_Short exercise_
The entries below should be given again exactly, minus their pictures.

_Records from a collection of figures_
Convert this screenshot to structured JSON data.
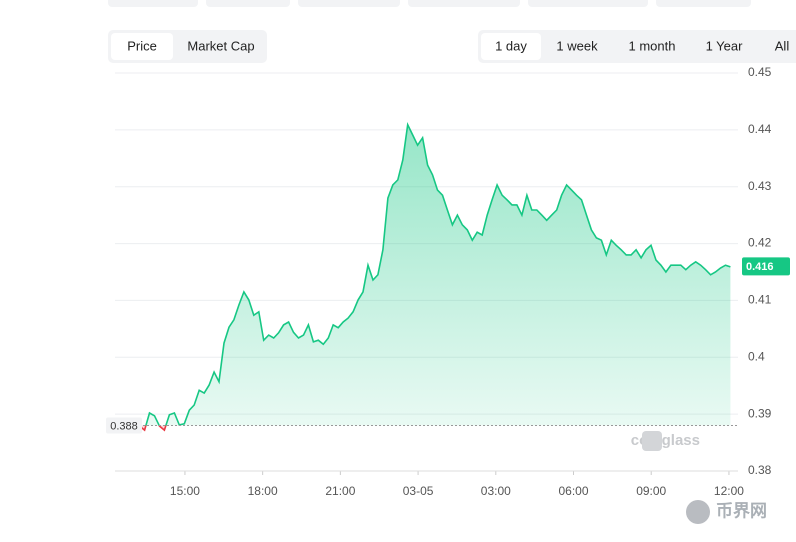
{
  "chart_data": {
    "type": "line",
    "tabs": [
      "Price",
      "Market Cap"
    ],
    "active_tab": 0,
    "ranges": [
      "1 day",
      "1 week",
      "1 month",
      "1 Year",
      "All"
    ],
    "active_range": 0,
    "watermark": "coinglass",
    "corner_watermark": "币界网",
    "color": "#16c784",
    "down_color": "#ea3943",
    "baseline": 0.388,
    "current_price": 0.416,
    "x": [
      795,
      806.5,
      818,
      829.5,
      841,
      852.5,
      864,
      875.5,
      887,
      898.5,
      910,
      921.5,
      933,
      944.5,
      956,
      967.5,
      979,
      990.5,
      1002,
      1013.5,
      1025,
      1036.5,
      1048,
      1059.5,
      1071,
      1082.5,
      1094,
      1105.5,
      1117,
      1128.5,
      1140,
      1151.5,
      1163,
      1174.5,
      1186,
      1197.5,
      1209,
      1220.5,
      1232,
      1243.5,
      1255,
      1266.5,
      1278,
      1289.5,
      1301,
      1312.5,
      1324,
      1335.5,
      1347,
      1358.5,
      1370,
      1381.5,
      1393,
      1404.5,
      1416,
      1427.5,
      1439,
      1450.5,
      1462,
      1473.5,
      1485,
      1496.5,
      1508,
      1519.5,
      1531,
      1542.5,
      1554,
      1565.5,
      1577,
      1588.5,
      1600,
      1611.5,
      1623,
      1634.5,
      1646,
      1657.5,
      1669,
      1680.5,
      1692,
      1703.5,
      1715,
      1726.5,
      1738,
      1749.5,
      1761,
      1772.5,
      1784,
      1795.5,
      1807,
      1818.5,
      1830,
      1841.5,
      1853,
      1864.5,
      1876,
      1887.5,
      1899,
      1910.5,
      1922,
      1933.5,
      1945,
      1956.5,
      1968,
      1979.5,
      1991,
      2002.5,
      2014,
      2025.5,
      2037,
      2048.5,
      2060,
      2071.5,
      2083,
      2094.5,
      2106,
      2117.5,
      2129,
      2140.5,
      2152,
      2163.5
    ],
    "values": [
      0.3879,
      0.3872,
      0.3902,
      0.3897,
      0.3879,
      0.3872,
      0.3899,
      0.3902,
      0.3881,
      0.3883,
      0.3907,
      0.3916,
      0.3942,
      0.3937,
      0.3951,
      0.3974,
      0.3957,
      0.4025,
      0.4053,
      0.4066,
      0.4092,
      0.4115,
      0.4101,
      0.4074,
      0.408,
      0.403,
      0.4039,
      0.4034,
      0.4043,
      0.4057,
      0.4062,
      0.4044,
      0.4034,
      0.4039,
      0.4057,
      0.4027,
      0.403,
      0.4023,
      0.4034,
      0.4057,
      0.4052,
      0.4062,
      0.4069,
      0.408,
      0.4101,
      0.4115,
      0.4162,
      0.4136,
      0.4145,
      0.4189,
      0.428,
      0.4303,
      0.4312,
      0.4347,
      0.4409,
      0.4391,
      0.4373,
      0.4386,
      0.4338,
      0.4321,
      0.4294,
      0.4285,
      0.4259,
      0.4233,
      0.425,
      0.4233,
      0.4224,
      0.4206,
      0.422,
      0.4215,
      0.425,
      0.4277,
      0.4303,
      0.4285,
      0.4277,
      0.4268,
      0.4268,
      0.425,
      0.4285,
      0.4259,
      0.4259,
      0.425,
      0.4241,
      0.425,
      0.4259,
      0.4285,
      0.4303,
      0.4294,
      0.4285,
      0.4277,
      0.425,
      0.4224,
      0.421,
      0.4206,
      0.418,
      0.4206,
      0.4197,
      0.4189,
      0.418,
      0.418,
      0.4189,
      0.4175,
      0.4189,
      0.4197,
      0.4171,
      0.4162,
      0.415,
      0.4162,
      0.4162,
      0.4162,
      0.4154,
      0.4162,
      0.4168,
      0.4162,
      0.4154,
      0.4145,
      0.415,
      0.4157,
      0.4162,
      0.4159
    ],
    "xlim": [
      738,
      2181
    ],
    "xticks": [
      {
        "value": 900,
        "label": "15:00"
      },
      {
        "value": 1080,
        "label": "18:00"
      },
      {
        "value": 1260,
        "label": "21:00"
      },
      {
        "value": 1440,
        "label": "03-05"
      },
      {
        "value": 1620,
        "label": "03:00"
      },
      {
        "value": 1800,
        "label": "06:00"
      },
      {
        "value": 1980,
        "label": "09:00"
      },
      {
        "value": 2160,
        "label": "12:00"
      }
    ],
    "ylim": [
      0.38,
      0.45
    ],
    "yticks": [
      0.38,
      0.39,
      0.4,
      0.41,
      0.42,
      0.43,
      0.44,
      0.45
    ],
    "grid": true
  }
}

_Exercise solution_
Convert this screenshot to structured JSON data.
{
  "chart_data": {
    "type": "line",
    "tabs": [
      "Price",
      "Market Cap"
    ],
    "active_tab": 0,
    "ranges": [
      "1 day",
      "1 week",
      "1 month",
      "1 Year",
      "All"
    ],
    "active_range": 0,
    "watermark": "coinglass",
    "corner_watermark": "币界网",
    "color": "#16c784",
    "down_color": "#ea3943",
    "baseline": 0.388,
    "current_price": 0.416,
    "x": [
      795,
      806.5,
      818,
      829.5,
      841,
      852.5,
      864,
      875.5,
      887,
      898.5,
      910,
      921.5,
      933,
      944.5,
      956,
      967.5,
      979,
      990.5,
      1002,
      1013.5,
      1025,
      1036.5,
      1048,
      1059.5,
      1071,
      1082.5,
      1094,
      1105.5,
      1117,
      1128.5,
      1140,
      1151.5,
      1163,
      1174.5,
      1186,
      1197.5,
      1209,
      1220.5,
      1232,
      1243.5,
      1255,
      1266.5,
      1278,
      1289.5,
      1301,
      1312.5,
      1324,
      1335.5,
      1347,
      1358.5,
      1370,
      1381.5,
      1393,
      1404.5,
      1416,
      1427.5,
      1439,
      1450.5,
      1462,
      1473.5,
      1485,
      1496.5,
      1508,
      1519.5,
      1531,
      1542.5,
      1554,
      1565.5,
      1577,
      1588.5,
      1600,
      1611.5,
      1623,
      1634.5,
      1646,
      1657.5,
      1669,
      1680.5,
      1692,
      1703.5,
      1715,
      1726.5,
      1738,
      1749.5,
      1761,
      1772.5,
      1784,
      1795.5,
      1807,
      1818.5,
      1830,
      1841.5,
      1853,
      1864.5,
      1876,
      1887.5,
      1899,
      1910.5,
      1922,
      1933.5,
      1945,
      1956.5,
      1968,
      1979.5,
      1991,
      2002.5,
      2014,
      2025.5,
      2037,
      2048.5,
      2060,
      2071.5,
      2083,
      2094.5,
      2106,
      2117.5,
      2129,
      2140.5,
      2152,
      2163.5
    ],
    "values": [
      0.3879,
      0.3872,
      0.3902,
      0.3897,
      0.3879,
      0.3872,
      0.3899,
      0.3902,
      0.3881,
      0.3883,
      0.3907,
      0.3916,
      0.3942,
      0.3937,
      0.3951,
      0.3974,
      0.3957,
      0.4025,
      0.4053,
      0.4066,
      0.4092,
      0.4115,
      0.4101,
      0.4074,
      0.408,
      0.403,
      0.4039,
      0.4034,
      0.4043,
      0.4057,
      0.4062,
      0.4044,
      0.4034,
      0.4039,
      0.4057,
      0.4027,
      0.403,
      0.4023,
      0.4034,
      0.4057,
      0.4052,
      0.4062,
      0.4069,
      0.408,
      0.4101,
      0.4115,
      0.4162,
      0.4136,
      0.4145,
      0.4189,
      0.428,
      0.4303,
      0.4312,
      0.4347,
      0.4409,
      0.4391,
      0.4373,
      0.4386,
      0.4338,
      0.4321,
      0.4294,
      0.4285,
      0.4259,
      0.4233,
      0.425,
      0.4233,
      0.4224,
      0.4206,
      0.422,
      0.4215,
      0.425,
      0.4277,
      0.4303,
      0.4285,
      0.4277,
      0.4268,
      0.4268,
      0.425,
      0.4285,
      0.4259,
      0.4259,
      0.425,
      0.4241,
      0.425,
      0.4259,
      0.4285,
      0.4303,
      0.4294,
      0.4285,
      0.4277,
      0.425,
      0.4224,
      0.421,
      0.4206,
      0.418,
      0.4206,
      0.4197,
      0.4189,
      0.418,
      0.418,
      0.4189,
      0.4175,
      0.4189,
      0.4197,
      0.4171,
      0.4162,
      0.415,
      0.4162,
      0.4162,
      0.4162,
      0.4154,
      0.4162,
      0.4168,
      0.4162,
      0.4154,
      0.4145,
      0.415,
      0.4157,
      0.4162,
      0.4159
    ],
    "xlim": [
      738,
      2181
    ],
    "xticks": [
      {
        "value": 900,
        "label": "15:00"
      },
      {
        "value": 1080,
        "label": "18:00"
      },
      {
        "value": 1260,
        "label": "21:00"
      },
      {
        "value": 1440,
        "label": "03-05"
      },
      {
        "value": 1620,
        "label": "03:00"
      },
      {
        "value": 1800,
        "label": "06:00"
      },
      {
        "value": 1980,
        "label": "09:00"
      },
      {
        "value": 2160,
        "label": "12:00"
      }
    ],
    "ylim": [
      0.38,
      0.45
    ],
    "yticks": [
      0.38,
      0.39,
      0.4,
      0.41,
      0.42,
      0.43,
      0.44,
      0.45
    ],
    "grid": true
  }
}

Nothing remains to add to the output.